Task goal: Every record here should be printed again exactly.

Stored items:
↓↓↓
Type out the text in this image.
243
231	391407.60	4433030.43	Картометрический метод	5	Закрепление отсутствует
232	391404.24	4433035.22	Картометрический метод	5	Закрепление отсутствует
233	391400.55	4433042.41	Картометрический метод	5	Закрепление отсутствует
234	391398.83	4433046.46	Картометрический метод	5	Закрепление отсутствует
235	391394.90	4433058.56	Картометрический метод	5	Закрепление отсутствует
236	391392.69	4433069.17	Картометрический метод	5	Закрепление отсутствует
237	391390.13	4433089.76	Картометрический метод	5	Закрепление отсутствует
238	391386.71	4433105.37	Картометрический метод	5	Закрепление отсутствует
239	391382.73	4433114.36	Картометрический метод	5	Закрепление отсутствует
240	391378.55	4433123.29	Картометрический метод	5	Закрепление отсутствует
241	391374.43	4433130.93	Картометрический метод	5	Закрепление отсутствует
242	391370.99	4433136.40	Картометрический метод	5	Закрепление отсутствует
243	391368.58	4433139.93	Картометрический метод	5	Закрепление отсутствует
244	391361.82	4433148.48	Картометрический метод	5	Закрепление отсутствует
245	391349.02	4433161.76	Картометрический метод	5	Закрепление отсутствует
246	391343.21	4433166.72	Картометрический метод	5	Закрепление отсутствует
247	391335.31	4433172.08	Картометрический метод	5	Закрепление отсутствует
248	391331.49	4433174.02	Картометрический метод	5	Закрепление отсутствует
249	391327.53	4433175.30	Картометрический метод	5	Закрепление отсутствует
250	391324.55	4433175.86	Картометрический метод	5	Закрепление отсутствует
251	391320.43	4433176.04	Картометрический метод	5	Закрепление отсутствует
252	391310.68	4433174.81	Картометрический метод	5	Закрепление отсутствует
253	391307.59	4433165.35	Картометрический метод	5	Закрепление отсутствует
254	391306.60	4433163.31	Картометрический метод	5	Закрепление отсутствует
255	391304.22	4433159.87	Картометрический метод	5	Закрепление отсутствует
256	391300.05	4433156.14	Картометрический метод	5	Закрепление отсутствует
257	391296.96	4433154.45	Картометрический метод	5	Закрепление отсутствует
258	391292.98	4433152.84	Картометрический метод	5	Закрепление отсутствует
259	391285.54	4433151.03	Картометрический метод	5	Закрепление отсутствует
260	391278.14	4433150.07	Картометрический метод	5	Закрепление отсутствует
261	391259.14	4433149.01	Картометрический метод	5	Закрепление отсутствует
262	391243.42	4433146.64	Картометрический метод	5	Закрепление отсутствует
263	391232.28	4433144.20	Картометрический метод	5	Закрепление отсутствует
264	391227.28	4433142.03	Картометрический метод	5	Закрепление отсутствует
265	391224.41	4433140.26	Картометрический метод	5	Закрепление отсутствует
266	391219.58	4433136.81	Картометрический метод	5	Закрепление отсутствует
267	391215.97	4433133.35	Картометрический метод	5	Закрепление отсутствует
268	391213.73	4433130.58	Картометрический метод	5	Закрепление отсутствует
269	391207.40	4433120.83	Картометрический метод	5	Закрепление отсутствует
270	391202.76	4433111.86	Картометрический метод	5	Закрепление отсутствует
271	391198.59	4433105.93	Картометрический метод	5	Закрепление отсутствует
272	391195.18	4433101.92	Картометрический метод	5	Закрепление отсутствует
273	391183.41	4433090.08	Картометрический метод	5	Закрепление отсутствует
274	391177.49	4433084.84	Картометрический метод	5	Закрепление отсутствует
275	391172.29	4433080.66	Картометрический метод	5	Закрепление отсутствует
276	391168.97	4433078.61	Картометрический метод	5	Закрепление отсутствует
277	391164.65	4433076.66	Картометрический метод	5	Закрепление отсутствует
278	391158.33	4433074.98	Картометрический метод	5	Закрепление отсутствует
↑↑↑
Solution to the problem:
Type out the text in this image.
243
231	391407.60	4433030.43	Картометрический метод	5	Закрепление отсутствует
232	391404.24	4433035.22	Картометрический метод	5	Закрепление отсутствует
233	391400.55	4433042.41	Картометрический метод	5	Закрепление отсутствует
234	391398.83	4433046.46	Картометрический метод	5	Закрепление отсутствует
235	391394.90	4433058.56	Картометрический метод	5	Закрепление отсутствует
236	391392.69	4433069.17	Картометрический метод	5	Закрепление отсутствует
237	391390.13	4433089.76	Картометрический метод	5	Закрепление отсутствует
238	391386.71	4433105.37	Картометрический метод	5	Закрепление отсутствует
239	391382.73	4433114.36	Картометрический метод	5	Закрепление отсутствует
240	391378.55	4433123.29	Картометрический метод	5	Закрепление отсутствует
241	391374.43	4433130.93	Картометрический метод	5	Закрепление отсутствует
242	391370.99	4433136.40	Картометрический метод	5	Закрепление отсутствует
243	391368.58	4433139.93	Картометрический метод	5	Закрепление отсутствует
244	391361.82	4433148.48	Картометрический метод	5	Закрепление отсутствует
245	391349.02	4433161.76	Картометрический метод	5	Закрепление отсутствует
246	391343.21	4433166.72	Картометрический метод	5	Закрепление отсутствует
247	391335.31	4433172.08	Картометрический метод	5	Закрепление отсутствует
248	391331.49	4433174.02	Картометрический метод	5	Закрепление отсутствует
249	391327.53	4433175.30	Картометрический метод	5	Закрепление отсутствует
250	391324.55	4433175.86	Картометрический метод	5	Закрепление отсутствует
251	391320.43	4433176.04	Картометрический метод	5	Закрепление отсутствует
252	391310.68	4433174.81	Картометрический метод	5	Закрепление отсутствует
253	391307.59	4433165.35	Картометрический метод	5	Закрепление отсутствует
254	391306.60	4433163.31	Картометрический метод	5	Закрепление отсутствует
255	391304.22	4433159.87	Картометрический метод	5	Закрепление отсутствует
256	391300.05	4433156.14	Картометрический метод	5	Закрепление отсутствует
257	391296.96	4433154.45	Картометрический метод	5	Закрепление отсутствует
258	391292.98	4433152.84	Картометрический метод	5	Закрепление отсутствует
259	391285.54	4433151.03	Картометрический метод	5	Закрепление отсутствует
260	391278.14	4433150.07	Картометрический метод	5	Закрепление отсутствует
261	391259.14	4433149.01	Картометрический метод	5	Закрепление отсутствует
262	391243.42	4433146.64	Картометрический метод	5	Закрепление отсутствует
263	391232.28	4433144.20	Картометрический метод	5	Закрепление отсутствует
264	391227.28	4433142.03	Картометрический метод	5	Закрепление отсутствует
265	391224.41	4433140.26	Картометрический метод	5	Закрепление отсутствует
266	391219.58	4433136.81	Картометрический метод	5	Закрепление отсутствует
267	391215.97	4433133.35	Картометрический метод	5	Закрепление отсутствует
268	391213.73	4433130.58	Картометрический метод	5	Закрепление отсутствует
269	391207.40	4433120.83	Картометрический метод	5	Закрепление отсутствует
270	391202.76	4433111.86	Картометрический метод	5	Закрепление отсутствует
271	391198.59	4433105.93	Картометрический метод	5	Закрепление отсутствует
272	391195.18	4433101.92	Картометрический метод	5	Закрепление отсутствует
273	391183.41	4433090.08	Картометрический метод	5	Закрепление отсутствует
274	391177.49	4433084.84	Картометрический метод	5	Закрепление отсутствует
275	391172.29	4433080.66	Картометрический метод	5	Закрепление отсутствует
276	391168.97	4433078.61	Картометрический метод	5	Закрепление отсутствует
277	391164.65	4433076.66	Картометрический метод	5	Закрепление отсутствует
278	391158.33	4433074.98	Картометрический метод	5	Закрепление отсутствует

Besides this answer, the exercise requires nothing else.